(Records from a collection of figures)
----
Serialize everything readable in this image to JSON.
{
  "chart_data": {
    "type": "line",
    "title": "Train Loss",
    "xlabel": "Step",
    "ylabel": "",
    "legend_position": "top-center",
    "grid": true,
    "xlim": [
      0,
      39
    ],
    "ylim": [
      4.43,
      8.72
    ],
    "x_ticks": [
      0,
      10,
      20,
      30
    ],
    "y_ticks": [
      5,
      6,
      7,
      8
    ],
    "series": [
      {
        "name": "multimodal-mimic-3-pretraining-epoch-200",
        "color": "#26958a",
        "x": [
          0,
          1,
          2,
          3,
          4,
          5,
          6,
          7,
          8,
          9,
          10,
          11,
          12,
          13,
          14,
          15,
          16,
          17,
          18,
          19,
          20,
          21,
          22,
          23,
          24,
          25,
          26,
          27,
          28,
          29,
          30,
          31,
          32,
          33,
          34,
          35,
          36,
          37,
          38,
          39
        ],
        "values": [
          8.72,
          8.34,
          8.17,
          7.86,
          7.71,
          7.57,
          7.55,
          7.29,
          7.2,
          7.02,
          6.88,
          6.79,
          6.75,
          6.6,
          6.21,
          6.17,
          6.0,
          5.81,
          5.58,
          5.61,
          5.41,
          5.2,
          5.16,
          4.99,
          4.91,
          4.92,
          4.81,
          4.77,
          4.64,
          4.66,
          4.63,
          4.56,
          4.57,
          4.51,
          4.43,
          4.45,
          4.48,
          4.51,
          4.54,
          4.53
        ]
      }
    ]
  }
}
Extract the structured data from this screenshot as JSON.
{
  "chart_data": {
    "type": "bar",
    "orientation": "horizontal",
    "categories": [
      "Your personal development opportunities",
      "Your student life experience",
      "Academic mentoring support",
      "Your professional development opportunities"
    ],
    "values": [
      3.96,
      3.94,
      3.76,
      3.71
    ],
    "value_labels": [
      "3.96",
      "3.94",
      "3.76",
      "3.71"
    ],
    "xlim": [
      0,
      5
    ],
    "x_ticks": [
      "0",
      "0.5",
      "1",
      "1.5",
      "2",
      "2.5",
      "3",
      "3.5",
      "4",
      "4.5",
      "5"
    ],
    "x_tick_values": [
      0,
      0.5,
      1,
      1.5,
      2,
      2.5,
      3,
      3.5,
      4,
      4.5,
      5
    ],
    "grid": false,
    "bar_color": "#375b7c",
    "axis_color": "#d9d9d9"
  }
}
----
→ **Task**: Copy out the full listing exactly.

→ **Result below**:
Serialize everything readable in this image to JSON.
{
  "chart_data": {
    "type": "line",
    "title": "Train Loss",
    "xlabel": "Step",
    "ylabel": "",
    "legend_position": "top-center",
    "grid": true,
    "xlim": [
      0,
      39
    ],
    "ylim": [
      4.43,
      8.72
    ],
    "x_ticks": [
      0,
      10,
      20,
      30
    ],
    "y_ticks": [
      5,
      6,
      7,
      8
    ],
    "series": [
      {
        "name": "multimodal-mimic-3-pretraining-epoch-200",
        "color": "#26958a",
        "x": [
          0,
          1,
          2,
          3,
          4,
          5,
          6,
          7,
          8,
          9,
          10,
          11,
          12,
          13,
          14,
          15,
          16,
          17,
          18,
          19,
          20,
          21,
          22,
          23,
          24,
          25,
          26,
          27,
          28,
          29,
          30,
          31,
          32,
          33,
          34,
          35,
          36,
          37,
          38,
          39
        ],
        "values": [
          8.72,
          8.34,
          8.17,
          7.86,
          7.71,
          7.57,
          7.55,
          7.29,
          7.2,
          7.02,
          6.88,
          6.79,
          6.75,
          6.6,
          6.21,
          6.17,
          6.0,
          5.81,
          5.58,
          5.61,
          5.41,
          5.2,
          5.16,
          4.99,
          4.91,
          4.92,
          4.81,
          4.77,
          4.64,
          4.66,
          4.63,
          4.56,
          4.57,
          4.51,
          4.43,
          4.45,
          4.48,
          4.51,
          4.54,
          4.53
        ]
      }
    ]
  }
}
Extract the structured data from this screenshot as JSON.
{
  "chart_data": {
    "type": "bar",
    "orientation": "horizontal",
    "categories": [
      "Your personal development opportunities",
      "Your student life experience",
      "Academic mentoring support",
      "Your professional development opportunities"
    ],
    "values": [
      3.96,
      3.94,
      3.76,
      3.71
    ],
    "value_labels": [
      "3.96",
      "3.94",
      "3.76",
      "3.71"
    ],
    "xlim": [
      0,
      5
    ],
    "x_ticks": [
      "0",
      "0.5",
      "1",
      "1.5",
      "2",
      "2.5",
      "3",
      "3.5",
      "4",
      "4.5",
      "5"
    ],
    "x_tick_values": [
      0,
      0.5,
      1,
      1.5,
      2,
      2.5,
      3,
      3.5,
      4,
      4.5,
      5
    ],
    "grid": false,
    "bar_color": "#375b7c",
    "axis_color": "#d9d9d9"
  }
}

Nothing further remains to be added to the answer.